### EXERCISE OBJECTIVE:
In the listing below, locate the lines bearing the word "source". Copy every one of them.

### DATA FOR THE TASK:
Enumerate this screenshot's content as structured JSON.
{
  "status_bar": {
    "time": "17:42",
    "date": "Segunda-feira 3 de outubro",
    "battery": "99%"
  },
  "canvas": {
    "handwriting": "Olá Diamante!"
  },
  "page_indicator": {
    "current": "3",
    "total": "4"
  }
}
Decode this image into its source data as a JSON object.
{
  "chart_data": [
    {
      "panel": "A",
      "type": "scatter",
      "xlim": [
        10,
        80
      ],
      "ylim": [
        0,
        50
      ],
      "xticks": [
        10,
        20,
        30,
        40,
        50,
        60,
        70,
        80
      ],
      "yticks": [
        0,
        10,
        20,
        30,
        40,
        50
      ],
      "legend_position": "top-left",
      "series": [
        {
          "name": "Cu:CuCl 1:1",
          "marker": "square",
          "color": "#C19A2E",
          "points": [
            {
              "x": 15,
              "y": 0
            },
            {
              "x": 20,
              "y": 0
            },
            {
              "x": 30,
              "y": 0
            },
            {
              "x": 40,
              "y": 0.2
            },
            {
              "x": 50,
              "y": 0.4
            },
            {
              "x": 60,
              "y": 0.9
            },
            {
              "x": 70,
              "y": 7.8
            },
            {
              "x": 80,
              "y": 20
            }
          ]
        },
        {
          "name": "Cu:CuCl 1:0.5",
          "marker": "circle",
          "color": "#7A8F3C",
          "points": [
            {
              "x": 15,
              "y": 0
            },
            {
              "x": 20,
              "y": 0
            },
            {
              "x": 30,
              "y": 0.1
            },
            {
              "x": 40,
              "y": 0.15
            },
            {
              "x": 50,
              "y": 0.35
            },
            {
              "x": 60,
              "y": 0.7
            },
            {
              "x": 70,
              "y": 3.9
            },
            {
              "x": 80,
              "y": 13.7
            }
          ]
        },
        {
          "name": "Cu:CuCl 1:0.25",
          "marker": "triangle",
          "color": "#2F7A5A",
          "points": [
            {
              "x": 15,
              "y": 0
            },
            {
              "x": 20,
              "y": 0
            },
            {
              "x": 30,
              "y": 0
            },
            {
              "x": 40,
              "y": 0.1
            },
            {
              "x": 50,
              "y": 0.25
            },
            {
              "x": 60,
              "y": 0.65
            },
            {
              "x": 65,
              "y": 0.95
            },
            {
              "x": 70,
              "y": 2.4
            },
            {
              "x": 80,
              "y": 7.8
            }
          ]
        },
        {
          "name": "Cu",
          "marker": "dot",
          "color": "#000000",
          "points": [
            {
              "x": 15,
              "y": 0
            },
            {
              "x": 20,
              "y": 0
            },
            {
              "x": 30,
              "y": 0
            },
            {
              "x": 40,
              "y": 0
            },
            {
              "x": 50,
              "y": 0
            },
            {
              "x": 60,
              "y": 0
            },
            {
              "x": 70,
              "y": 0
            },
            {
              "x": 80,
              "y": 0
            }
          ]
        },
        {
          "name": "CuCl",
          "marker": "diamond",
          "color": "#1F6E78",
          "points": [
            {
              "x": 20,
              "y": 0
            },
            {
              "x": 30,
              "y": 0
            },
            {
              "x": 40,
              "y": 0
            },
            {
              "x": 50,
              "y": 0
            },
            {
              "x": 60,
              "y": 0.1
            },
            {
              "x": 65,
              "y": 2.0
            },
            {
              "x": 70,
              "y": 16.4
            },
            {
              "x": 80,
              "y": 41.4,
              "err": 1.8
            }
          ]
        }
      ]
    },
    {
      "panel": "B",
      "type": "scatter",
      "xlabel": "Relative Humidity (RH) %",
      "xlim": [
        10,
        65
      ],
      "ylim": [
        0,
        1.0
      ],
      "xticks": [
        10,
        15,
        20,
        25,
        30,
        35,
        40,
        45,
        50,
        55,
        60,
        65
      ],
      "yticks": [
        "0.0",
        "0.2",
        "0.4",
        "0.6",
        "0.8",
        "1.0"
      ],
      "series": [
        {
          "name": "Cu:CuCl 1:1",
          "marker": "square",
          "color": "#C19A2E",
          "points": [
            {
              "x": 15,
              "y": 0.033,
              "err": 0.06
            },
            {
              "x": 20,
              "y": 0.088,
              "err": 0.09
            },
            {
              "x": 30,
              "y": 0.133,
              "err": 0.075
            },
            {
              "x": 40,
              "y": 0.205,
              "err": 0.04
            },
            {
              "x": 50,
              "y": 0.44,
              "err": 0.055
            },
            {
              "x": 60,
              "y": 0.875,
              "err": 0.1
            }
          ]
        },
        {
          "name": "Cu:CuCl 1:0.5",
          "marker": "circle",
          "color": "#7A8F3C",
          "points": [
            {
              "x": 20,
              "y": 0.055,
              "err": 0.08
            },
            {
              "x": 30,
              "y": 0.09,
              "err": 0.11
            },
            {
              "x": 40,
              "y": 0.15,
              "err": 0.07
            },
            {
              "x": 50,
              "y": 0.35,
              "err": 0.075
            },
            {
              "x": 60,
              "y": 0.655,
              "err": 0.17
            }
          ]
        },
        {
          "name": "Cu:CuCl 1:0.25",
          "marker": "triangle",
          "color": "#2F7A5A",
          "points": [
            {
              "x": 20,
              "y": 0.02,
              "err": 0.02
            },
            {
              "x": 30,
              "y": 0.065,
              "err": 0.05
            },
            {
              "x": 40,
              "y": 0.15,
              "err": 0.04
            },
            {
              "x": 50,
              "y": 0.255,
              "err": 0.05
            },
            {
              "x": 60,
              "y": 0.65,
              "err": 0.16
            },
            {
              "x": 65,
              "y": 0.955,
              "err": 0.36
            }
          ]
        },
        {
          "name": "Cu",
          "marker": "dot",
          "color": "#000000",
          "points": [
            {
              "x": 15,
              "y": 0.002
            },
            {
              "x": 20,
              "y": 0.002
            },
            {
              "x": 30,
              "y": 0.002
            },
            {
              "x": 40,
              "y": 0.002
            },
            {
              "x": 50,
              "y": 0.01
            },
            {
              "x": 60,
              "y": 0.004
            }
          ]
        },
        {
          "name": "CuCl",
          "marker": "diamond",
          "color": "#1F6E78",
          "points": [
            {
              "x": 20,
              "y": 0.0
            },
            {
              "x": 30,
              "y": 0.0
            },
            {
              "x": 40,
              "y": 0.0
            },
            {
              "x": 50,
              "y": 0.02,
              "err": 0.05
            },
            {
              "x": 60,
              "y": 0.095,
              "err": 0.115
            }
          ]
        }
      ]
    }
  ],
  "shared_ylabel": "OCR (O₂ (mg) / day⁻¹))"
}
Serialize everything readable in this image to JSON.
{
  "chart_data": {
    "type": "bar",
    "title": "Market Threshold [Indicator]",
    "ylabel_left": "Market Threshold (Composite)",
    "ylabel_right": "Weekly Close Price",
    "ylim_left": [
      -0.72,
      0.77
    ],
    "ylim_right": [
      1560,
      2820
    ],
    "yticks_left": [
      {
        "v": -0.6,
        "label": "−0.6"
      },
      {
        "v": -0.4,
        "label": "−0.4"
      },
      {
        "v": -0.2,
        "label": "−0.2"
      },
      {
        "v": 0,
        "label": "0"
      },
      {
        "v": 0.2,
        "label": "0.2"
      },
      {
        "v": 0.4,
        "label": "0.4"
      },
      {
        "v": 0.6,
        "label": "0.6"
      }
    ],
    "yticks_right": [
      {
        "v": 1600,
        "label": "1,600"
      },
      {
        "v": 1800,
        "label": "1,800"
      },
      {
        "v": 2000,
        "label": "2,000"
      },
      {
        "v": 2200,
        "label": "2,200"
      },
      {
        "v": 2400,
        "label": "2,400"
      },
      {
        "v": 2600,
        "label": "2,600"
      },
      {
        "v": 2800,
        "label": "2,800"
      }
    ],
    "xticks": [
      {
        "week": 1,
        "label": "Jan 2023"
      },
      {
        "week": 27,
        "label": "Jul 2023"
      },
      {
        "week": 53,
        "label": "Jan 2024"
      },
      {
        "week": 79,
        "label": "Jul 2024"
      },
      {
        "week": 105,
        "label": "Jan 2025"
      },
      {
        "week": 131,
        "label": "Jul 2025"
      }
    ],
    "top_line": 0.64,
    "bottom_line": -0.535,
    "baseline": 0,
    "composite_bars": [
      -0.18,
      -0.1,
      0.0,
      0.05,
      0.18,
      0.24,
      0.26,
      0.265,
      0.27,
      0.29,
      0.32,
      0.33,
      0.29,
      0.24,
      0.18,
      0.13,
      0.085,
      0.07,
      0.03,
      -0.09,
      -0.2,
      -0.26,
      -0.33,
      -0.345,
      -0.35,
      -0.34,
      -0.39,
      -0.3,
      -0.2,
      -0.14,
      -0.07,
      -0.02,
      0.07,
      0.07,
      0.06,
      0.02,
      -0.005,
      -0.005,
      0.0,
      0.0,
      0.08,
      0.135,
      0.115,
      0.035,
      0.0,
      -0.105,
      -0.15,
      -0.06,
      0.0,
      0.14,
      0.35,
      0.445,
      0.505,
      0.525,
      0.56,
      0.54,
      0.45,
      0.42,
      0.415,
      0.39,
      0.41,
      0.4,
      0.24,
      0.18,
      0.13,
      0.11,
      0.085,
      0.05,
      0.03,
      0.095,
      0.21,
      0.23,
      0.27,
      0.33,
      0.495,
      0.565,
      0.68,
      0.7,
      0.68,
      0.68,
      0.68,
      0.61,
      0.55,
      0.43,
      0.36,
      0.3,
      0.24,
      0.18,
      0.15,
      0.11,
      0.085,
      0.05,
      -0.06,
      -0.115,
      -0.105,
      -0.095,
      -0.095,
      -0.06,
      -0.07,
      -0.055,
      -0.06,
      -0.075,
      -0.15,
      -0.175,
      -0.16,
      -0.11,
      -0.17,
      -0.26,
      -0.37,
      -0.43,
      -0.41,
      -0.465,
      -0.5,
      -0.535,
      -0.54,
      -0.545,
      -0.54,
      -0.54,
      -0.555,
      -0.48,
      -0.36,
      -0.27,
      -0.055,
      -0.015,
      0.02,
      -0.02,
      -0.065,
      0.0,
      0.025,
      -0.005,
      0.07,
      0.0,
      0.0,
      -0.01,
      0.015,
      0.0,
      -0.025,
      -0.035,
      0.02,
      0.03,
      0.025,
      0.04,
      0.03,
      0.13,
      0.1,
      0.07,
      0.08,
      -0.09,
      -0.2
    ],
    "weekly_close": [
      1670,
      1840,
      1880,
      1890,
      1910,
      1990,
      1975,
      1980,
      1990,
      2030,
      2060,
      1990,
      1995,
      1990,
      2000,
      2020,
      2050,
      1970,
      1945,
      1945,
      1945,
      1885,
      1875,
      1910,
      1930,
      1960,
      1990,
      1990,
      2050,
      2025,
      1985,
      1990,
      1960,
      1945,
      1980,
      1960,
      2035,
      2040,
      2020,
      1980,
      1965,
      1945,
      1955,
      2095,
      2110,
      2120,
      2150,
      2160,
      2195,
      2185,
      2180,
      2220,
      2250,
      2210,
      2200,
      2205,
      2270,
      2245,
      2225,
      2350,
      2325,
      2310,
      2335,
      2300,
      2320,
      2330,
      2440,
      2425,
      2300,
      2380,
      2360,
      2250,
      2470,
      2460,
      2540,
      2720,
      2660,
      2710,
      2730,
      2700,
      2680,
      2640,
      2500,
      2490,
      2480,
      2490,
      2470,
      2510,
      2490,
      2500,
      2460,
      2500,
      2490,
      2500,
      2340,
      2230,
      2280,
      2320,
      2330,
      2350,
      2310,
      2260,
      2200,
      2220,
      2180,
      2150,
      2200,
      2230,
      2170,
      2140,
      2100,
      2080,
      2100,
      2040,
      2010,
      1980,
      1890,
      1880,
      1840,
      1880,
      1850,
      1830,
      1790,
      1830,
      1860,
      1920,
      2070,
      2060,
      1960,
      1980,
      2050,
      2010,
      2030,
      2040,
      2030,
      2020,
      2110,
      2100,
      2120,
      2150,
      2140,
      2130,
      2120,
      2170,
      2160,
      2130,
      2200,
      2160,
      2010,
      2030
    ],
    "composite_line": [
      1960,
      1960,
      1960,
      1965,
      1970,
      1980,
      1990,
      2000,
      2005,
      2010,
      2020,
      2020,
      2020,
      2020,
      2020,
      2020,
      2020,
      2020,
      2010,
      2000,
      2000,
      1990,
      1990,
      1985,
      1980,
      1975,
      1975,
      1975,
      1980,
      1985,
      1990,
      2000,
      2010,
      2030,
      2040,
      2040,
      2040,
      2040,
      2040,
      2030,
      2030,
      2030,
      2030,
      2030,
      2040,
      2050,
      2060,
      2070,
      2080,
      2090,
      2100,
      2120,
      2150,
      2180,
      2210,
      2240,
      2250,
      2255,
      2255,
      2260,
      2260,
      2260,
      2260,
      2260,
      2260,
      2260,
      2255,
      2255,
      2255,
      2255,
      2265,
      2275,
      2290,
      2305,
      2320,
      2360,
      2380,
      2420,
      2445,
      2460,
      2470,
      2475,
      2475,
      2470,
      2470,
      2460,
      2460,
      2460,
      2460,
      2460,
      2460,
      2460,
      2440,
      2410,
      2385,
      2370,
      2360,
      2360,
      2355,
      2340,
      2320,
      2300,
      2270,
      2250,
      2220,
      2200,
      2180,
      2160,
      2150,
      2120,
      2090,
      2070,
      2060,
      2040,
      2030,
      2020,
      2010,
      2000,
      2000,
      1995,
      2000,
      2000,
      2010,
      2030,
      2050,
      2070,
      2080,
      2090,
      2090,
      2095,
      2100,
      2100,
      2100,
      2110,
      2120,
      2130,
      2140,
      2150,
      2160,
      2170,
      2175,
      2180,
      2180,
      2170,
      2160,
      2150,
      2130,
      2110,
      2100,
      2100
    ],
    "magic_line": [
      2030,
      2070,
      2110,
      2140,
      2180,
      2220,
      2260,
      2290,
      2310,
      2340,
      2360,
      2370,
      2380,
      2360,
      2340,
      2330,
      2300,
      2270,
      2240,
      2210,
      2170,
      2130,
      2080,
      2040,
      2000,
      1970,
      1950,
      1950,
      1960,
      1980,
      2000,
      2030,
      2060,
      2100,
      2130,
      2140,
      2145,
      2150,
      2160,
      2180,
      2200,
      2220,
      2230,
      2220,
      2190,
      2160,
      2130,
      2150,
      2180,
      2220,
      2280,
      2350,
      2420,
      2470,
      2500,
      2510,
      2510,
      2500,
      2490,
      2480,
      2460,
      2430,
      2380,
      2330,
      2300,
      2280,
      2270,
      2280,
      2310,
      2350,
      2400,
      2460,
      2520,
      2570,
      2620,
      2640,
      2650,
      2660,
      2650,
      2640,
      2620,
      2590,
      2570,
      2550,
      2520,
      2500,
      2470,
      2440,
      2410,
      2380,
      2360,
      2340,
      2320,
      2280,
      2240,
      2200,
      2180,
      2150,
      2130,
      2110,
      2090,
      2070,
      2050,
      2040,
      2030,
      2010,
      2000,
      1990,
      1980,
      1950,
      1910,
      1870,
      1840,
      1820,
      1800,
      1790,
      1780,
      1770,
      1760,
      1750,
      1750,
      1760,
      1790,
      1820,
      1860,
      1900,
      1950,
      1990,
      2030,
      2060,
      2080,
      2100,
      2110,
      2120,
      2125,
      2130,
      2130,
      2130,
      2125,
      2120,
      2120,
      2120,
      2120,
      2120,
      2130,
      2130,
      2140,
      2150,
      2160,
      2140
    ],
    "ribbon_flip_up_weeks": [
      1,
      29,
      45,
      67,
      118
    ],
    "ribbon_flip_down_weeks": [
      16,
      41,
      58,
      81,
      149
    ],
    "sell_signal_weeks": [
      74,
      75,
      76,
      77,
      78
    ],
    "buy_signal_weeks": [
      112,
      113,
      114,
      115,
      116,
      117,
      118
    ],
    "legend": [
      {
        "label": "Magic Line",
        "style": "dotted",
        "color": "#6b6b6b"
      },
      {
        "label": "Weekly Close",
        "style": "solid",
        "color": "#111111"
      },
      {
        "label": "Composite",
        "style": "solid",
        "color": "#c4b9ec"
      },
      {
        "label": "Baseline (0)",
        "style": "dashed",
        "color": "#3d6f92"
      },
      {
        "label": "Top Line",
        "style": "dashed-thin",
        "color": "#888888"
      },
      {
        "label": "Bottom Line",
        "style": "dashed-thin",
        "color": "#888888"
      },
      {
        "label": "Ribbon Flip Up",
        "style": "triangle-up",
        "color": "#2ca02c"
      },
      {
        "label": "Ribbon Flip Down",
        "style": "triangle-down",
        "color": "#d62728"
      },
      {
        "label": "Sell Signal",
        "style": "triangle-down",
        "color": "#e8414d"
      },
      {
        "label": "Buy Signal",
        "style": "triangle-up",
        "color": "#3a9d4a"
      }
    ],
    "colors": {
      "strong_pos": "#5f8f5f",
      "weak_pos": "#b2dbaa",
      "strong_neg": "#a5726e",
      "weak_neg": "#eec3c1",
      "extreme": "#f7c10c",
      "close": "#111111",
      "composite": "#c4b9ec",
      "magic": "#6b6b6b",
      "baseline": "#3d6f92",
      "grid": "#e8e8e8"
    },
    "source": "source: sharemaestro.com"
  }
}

### FULL ANSWER:
Decode this image into its source data as a JSON object.
    "source": "source: sharemaestro.com"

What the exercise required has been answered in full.